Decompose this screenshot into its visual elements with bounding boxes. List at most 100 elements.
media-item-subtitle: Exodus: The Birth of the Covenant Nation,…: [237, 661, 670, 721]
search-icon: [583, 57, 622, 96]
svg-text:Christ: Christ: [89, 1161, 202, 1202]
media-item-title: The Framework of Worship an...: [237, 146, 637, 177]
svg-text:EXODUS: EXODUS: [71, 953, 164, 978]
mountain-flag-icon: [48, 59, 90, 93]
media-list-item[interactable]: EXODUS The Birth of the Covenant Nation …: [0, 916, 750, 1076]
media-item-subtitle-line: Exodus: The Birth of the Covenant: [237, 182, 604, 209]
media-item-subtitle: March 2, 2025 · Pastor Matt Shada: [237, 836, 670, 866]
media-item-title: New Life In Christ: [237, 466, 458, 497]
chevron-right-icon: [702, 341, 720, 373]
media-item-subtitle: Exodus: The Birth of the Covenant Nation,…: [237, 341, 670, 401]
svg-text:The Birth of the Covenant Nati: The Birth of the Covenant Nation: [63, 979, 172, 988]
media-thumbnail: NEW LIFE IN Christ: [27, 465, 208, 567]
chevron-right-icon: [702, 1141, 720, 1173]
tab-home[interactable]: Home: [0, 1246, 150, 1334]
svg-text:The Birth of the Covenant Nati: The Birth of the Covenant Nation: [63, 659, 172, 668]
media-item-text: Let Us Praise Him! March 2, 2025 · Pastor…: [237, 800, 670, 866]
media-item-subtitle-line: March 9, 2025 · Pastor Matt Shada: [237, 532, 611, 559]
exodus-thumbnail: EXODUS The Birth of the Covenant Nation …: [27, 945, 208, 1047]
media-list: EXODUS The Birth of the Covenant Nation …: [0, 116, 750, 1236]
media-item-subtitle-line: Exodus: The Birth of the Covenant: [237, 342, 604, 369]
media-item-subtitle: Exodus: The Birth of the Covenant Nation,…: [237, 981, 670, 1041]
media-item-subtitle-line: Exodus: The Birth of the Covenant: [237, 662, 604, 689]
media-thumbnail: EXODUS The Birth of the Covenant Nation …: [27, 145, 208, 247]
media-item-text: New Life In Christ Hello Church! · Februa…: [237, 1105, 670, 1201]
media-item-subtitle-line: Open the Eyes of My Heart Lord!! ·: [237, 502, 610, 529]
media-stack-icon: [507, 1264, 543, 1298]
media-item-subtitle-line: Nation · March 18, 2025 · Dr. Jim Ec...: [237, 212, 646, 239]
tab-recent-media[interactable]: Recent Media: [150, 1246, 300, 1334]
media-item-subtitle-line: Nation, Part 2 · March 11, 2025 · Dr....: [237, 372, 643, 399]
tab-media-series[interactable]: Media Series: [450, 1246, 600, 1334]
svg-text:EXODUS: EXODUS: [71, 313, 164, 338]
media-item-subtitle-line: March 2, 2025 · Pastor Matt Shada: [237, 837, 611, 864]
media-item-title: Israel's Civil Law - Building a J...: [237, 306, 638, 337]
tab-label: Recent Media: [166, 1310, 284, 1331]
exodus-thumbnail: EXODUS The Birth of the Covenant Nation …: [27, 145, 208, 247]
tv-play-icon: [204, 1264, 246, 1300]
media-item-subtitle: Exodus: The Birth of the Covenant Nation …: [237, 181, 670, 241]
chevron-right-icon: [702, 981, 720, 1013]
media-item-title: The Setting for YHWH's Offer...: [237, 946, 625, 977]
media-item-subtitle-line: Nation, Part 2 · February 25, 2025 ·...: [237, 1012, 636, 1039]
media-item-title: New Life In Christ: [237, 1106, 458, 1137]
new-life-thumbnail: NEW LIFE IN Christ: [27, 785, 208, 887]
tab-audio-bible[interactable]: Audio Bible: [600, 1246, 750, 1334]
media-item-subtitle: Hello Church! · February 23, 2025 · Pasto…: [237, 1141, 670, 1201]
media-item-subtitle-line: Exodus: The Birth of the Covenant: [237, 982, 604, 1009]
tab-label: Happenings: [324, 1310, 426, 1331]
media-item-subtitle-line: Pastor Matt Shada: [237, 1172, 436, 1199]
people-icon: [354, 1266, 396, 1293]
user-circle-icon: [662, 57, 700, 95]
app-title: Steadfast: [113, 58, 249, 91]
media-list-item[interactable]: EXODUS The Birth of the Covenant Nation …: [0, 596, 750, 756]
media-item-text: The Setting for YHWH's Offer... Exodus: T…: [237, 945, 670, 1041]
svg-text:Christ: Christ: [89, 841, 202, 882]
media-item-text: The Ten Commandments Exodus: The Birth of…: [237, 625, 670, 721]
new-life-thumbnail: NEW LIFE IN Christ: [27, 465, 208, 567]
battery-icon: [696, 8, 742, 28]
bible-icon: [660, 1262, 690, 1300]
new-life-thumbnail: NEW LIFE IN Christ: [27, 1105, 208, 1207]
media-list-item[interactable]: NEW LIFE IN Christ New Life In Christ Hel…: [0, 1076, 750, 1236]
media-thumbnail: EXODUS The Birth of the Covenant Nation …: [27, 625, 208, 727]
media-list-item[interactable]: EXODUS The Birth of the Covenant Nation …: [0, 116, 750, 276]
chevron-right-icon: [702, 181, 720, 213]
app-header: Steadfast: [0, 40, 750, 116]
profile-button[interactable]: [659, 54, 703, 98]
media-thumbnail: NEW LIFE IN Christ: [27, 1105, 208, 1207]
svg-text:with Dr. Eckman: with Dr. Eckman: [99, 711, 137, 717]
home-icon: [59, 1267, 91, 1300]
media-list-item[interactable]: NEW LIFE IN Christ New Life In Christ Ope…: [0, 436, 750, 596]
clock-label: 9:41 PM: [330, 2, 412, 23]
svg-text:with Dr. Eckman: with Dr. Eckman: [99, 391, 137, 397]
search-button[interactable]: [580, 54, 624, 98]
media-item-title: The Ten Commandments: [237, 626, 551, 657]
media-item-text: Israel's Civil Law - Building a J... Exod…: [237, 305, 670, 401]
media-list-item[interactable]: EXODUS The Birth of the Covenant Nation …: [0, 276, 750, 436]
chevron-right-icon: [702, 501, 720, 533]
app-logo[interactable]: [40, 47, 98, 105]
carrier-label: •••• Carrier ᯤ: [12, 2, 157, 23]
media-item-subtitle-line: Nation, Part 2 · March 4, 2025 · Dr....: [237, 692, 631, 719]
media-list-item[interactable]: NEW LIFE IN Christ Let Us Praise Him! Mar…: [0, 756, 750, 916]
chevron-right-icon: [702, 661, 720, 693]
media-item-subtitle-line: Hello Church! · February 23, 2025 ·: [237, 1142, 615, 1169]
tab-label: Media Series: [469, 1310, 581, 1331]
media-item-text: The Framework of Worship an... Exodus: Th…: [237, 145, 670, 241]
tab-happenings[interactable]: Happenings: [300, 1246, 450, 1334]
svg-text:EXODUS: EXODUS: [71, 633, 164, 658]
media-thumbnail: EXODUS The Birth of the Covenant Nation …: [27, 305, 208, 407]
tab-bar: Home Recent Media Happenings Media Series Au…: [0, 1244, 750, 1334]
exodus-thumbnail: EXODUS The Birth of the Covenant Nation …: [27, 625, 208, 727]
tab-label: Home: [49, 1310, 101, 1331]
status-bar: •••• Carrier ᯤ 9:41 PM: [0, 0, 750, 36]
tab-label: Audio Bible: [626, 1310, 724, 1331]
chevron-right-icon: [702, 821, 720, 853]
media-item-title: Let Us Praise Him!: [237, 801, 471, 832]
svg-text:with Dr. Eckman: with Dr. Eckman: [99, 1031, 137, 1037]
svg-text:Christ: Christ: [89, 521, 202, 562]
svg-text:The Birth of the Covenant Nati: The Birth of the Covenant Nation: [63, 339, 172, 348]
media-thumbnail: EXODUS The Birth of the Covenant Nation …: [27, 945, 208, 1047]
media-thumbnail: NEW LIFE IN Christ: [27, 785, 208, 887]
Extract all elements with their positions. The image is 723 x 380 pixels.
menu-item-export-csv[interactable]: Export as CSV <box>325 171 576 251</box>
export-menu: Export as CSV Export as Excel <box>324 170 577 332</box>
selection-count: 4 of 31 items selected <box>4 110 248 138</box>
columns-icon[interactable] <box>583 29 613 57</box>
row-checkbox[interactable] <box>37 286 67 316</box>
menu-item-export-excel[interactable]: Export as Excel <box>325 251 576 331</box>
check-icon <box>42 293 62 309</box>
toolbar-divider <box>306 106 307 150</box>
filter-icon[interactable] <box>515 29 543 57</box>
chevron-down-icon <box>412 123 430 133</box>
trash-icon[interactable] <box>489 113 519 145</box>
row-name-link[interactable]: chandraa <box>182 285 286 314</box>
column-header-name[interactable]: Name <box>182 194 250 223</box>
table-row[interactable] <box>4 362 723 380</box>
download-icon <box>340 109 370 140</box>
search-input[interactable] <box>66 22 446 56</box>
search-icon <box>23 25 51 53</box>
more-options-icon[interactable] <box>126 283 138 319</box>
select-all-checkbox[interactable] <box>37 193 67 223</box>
★ ★ ★ ★ ★ ★ ★
• _Instructions for the task_
Copy the records word for word, starting with their first line and stopping after the line that contains "chevron-right-icon: [702, 341, 720, 373]".

• _Final result_
Decompose this screenshot into its visual elements with bounding boxes. List at most 100 elements.
media-item-subtitle: Exodus: The Birth of the Covenant Nation,…: [237, 661, 670, 721]
search-icon: [583, 57, 622, 96]
svg-text:Christ: Christ: [89, 1161, 202, 1202]
media-item-title: The Framework of Worship an...: [237, 146, 637, 177]
svg-text:EXODUS: EXODUS: [71, 953, 164, 978]
mountain-flag-icon: [48, 59, 90, 93]
media-list-item[interactable]: EXODUS The Birth of the Covenant Nation …: [0, 916, 750, 1076]
media-item-subtitle-line: Exodus: The Birth of the Covenant: [237, 182, 604, 209]
media-item-subtitle: March 2, 2025 · Pastor Matt Shada: [237, 836, 670, 866]
media-item-title: New Life In Christ: [237, 466, 458, 497]
chevron-right-icon: [702, 341, 720, 373]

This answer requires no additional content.